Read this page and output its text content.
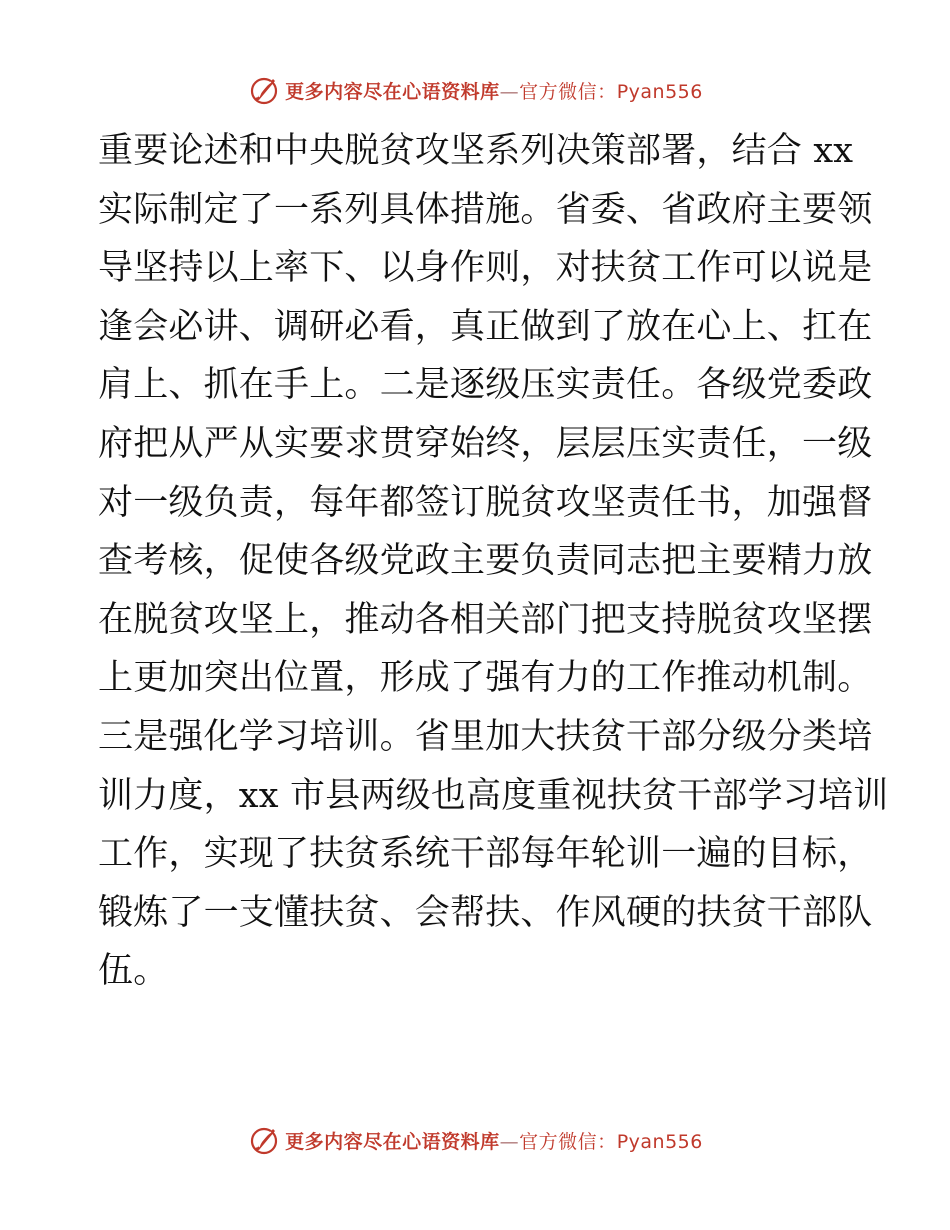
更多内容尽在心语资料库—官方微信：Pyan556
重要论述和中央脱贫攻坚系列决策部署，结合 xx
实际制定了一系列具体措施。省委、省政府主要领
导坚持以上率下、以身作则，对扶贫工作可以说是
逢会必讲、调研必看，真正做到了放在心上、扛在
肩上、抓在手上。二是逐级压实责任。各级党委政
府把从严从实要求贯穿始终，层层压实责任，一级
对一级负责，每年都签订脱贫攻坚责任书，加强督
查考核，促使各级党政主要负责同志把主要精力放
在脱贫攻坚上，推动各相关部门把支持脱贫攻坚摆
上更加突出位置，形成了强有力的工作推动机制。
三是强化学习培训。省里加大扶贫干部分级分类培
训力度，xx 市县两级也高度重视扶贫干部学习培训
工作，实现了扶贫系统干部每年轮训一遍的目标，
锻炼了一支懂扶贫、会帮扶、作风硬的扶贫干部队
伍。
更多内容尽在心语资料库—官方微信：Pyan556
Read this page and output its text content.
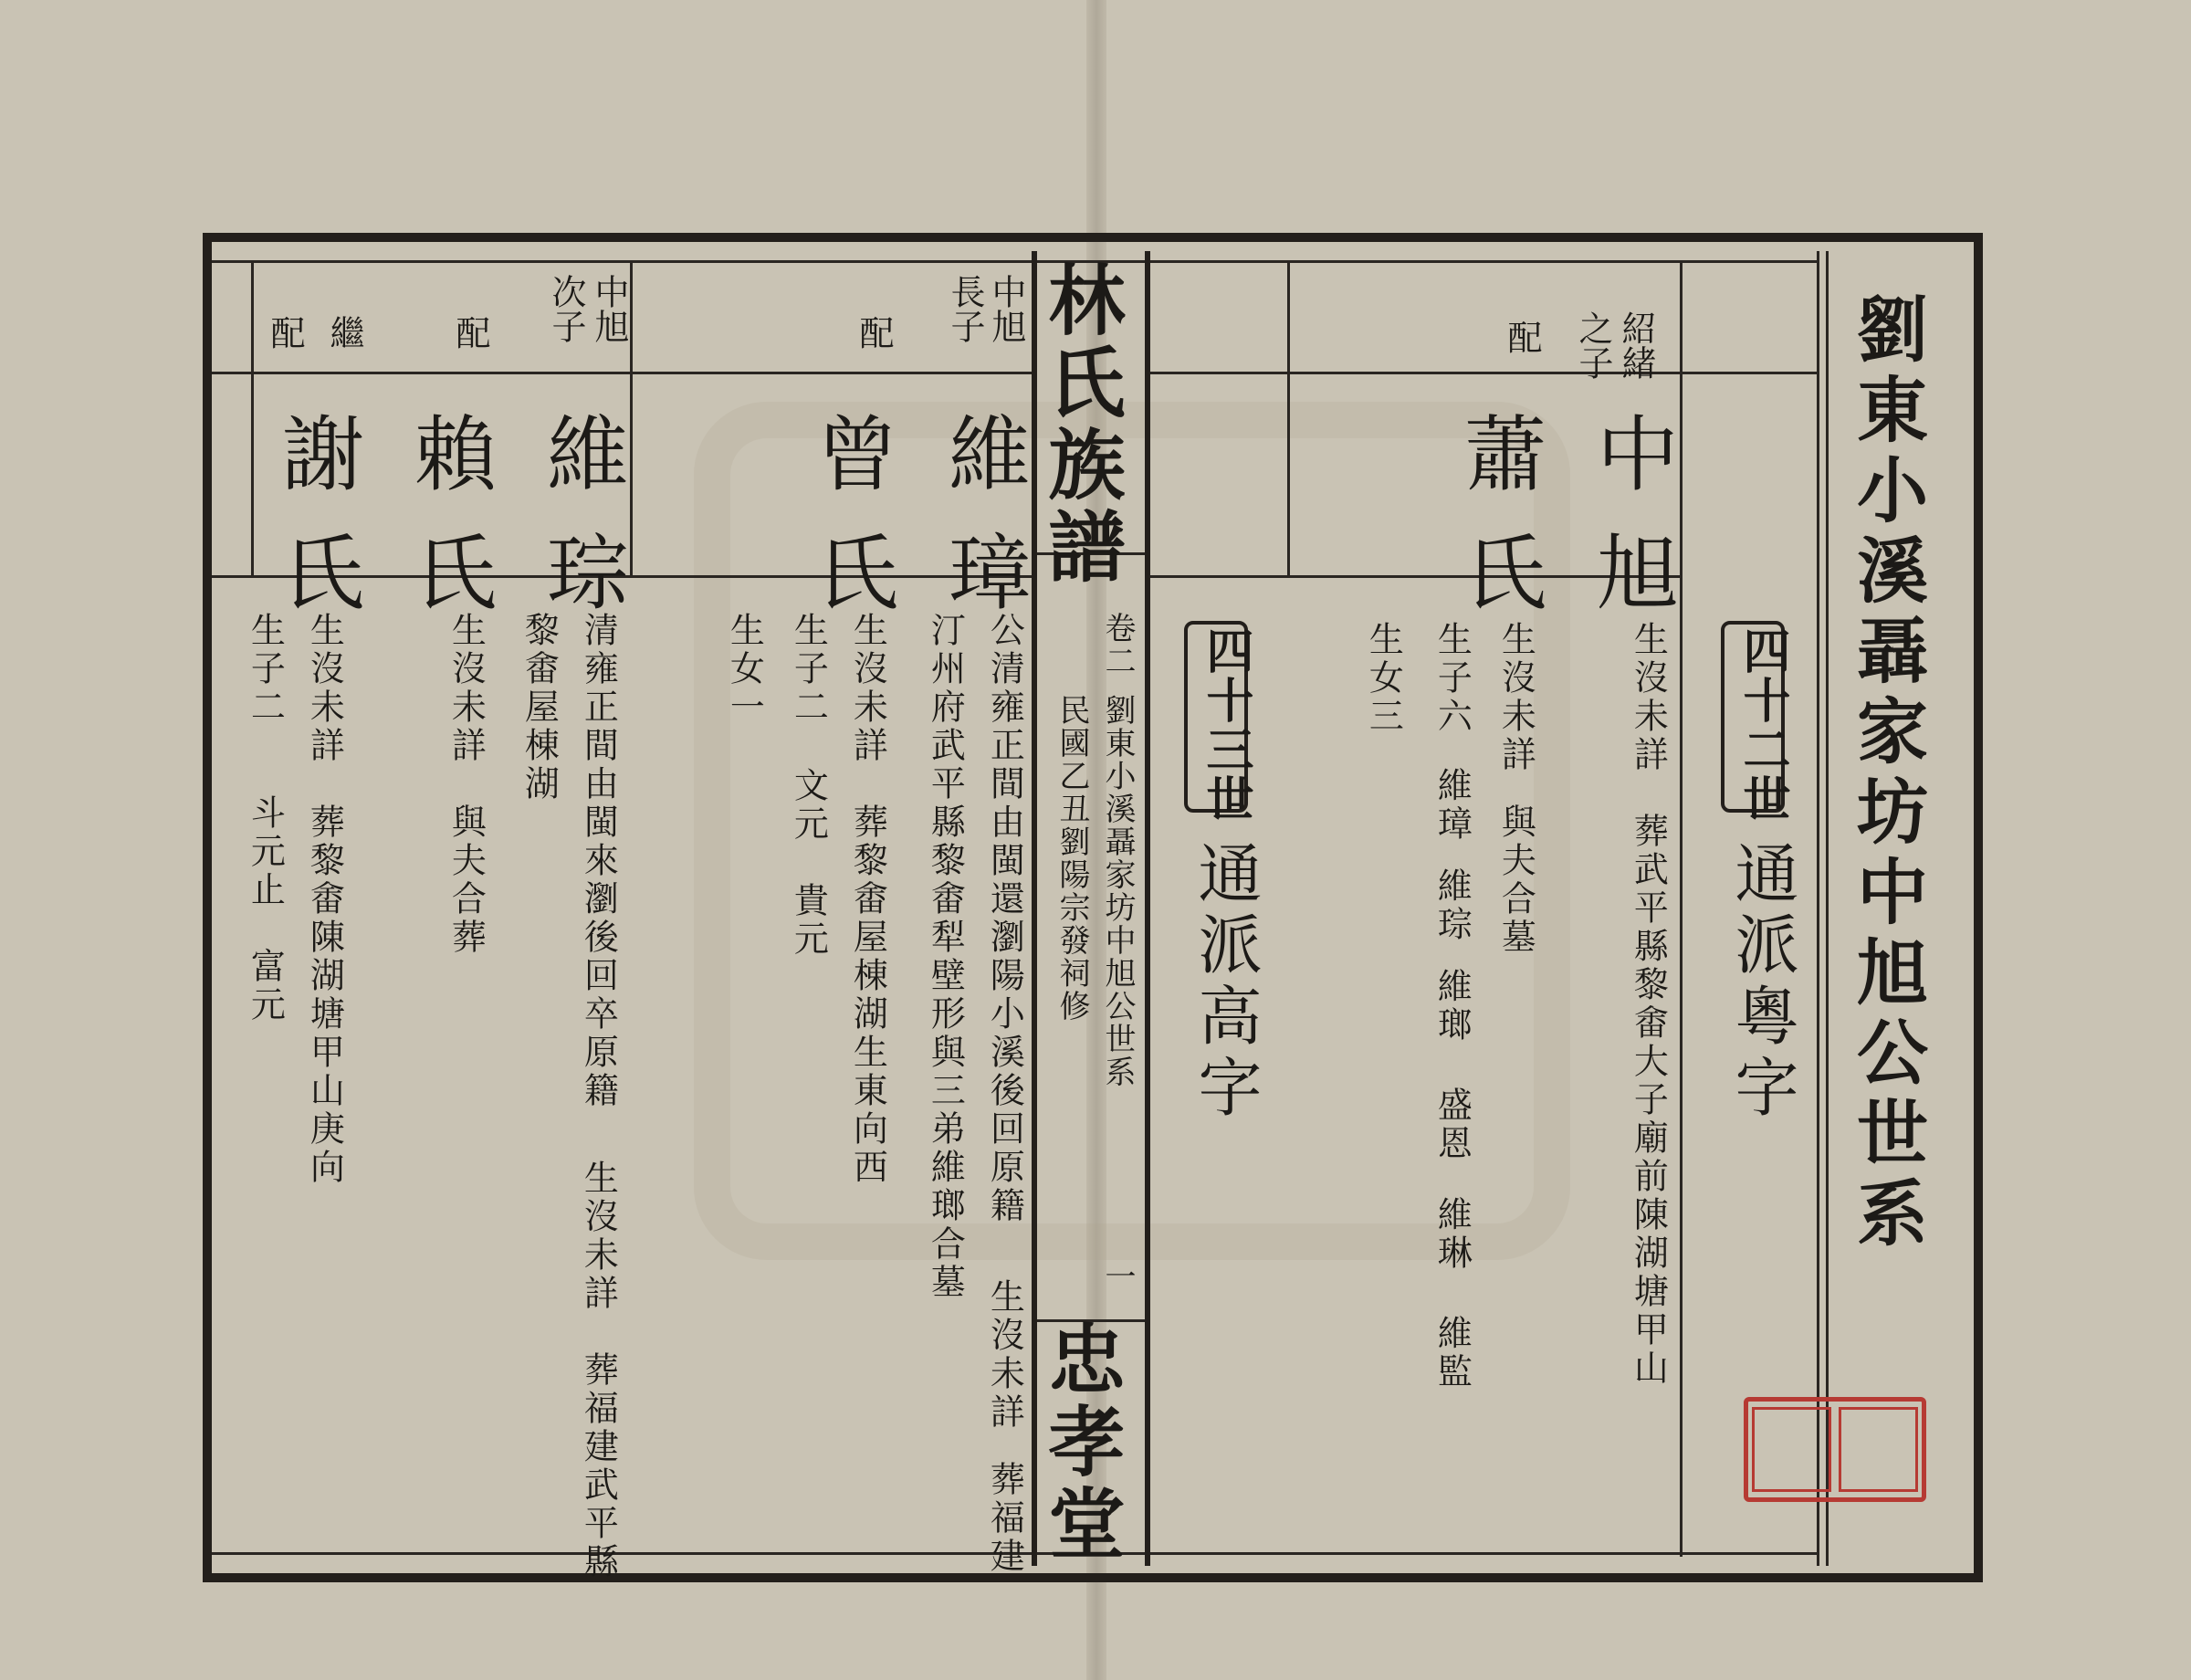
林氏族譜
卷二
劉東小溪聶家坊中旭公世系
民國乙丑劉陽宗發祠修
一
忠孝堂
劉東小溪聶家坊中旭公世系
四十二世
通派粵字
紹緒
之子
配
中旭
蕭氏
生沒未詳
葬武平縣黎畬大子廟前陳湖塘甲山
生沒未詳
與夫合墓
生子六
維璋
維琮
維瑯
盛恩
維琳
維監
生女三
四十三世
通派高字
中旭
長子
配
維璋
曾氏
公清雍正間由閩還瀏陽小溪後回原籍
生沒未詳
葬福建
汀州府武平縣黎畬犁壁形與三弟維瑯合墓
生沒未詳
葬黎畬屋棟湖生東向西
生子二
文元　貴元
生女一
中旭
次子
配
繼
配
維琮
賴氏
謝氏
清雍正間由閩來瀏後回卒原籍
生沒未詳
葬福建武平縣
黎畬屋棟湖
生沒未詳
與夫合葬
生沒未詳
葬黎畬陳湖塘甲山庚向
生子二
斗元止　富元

──────────

Make a word-for-word copy of the entries, without any pictures.

Read this page and output its text content.
更多内容尽在心语资料库—官方微信：Pyan556
重要论述和中央脱贫攻坚系列决策部署，结合 xx
实际制定了一系列具体措施。省委、省政府主要领
导坚持以上率下、以身作则，对扶贫工作可以说是
逢会必讲、调研必看，真正做到了放在心上、扛在
肩上、抓在手上。二是逐级压实责任。各级党委政
府把从严从实要求贯穿始终，层层压实责任，一级
对一级负责，每年都签订脱贫攻坚责任书，加强督
查考核，促使各级党政主要负责同志把主要精力放
在脱贫攻坚上，推动各相关部门把支持脱贫攻坚摆
上更加突出位置，形成了强有力的工作推动机制。
三是强化学习培训。省里加大扶贫干部分级分类培
训力度，xx 市县两级也高度重视扶贫干部学习培训
工作，实现了扶贫系统干部每年轮训一遍的目标，
锻炼了一支懂扶贫、会帮扶、作风硬的扶贫干部队
伍。
更多内容尽在心语资料库—官方微信：Pyan556
Read this page and output its text content.
林氏族譜
卷二
劉東小溪聶家坊中旭公世系
民國乙丑劉陽宗發祠修
一
忠孝堂
劉東小溪聶家坊中旭公世系
四十二世
通派粵字
紹緒
之子
配
中旭
蕭氏
生沒未詳
葬武平縣黎畬大子廟前陳湖塘甲山
生沒未詳
與夫合墓
生子六
維璋
維琮
維瑯
盛恩
維琳
維監
生女三
四十三世
通派高字
中旭
長子
配
維璋
曾氏
公清雍正間由閩還瀏陽小溪後回原籍
生沒未詳
葬福建
汀州府武平縣黎畬犁壁形與三弟維瑯合墓
生沒未詳
葬黎畬屋棟湖生東向西
生子二
文元　貴元
生女一
中旭
次子
配
繼
配
維琮
賴氏
謝氏
清雍正間由閩來瀏後回卒原籍
生沒未詳
葬福建武平縣
黎畬屋棟湖
生沒未詳
與夫合葬
生沒未詳
葬黎畬陳湖塘甲山庚向
生子二
斗元止　富元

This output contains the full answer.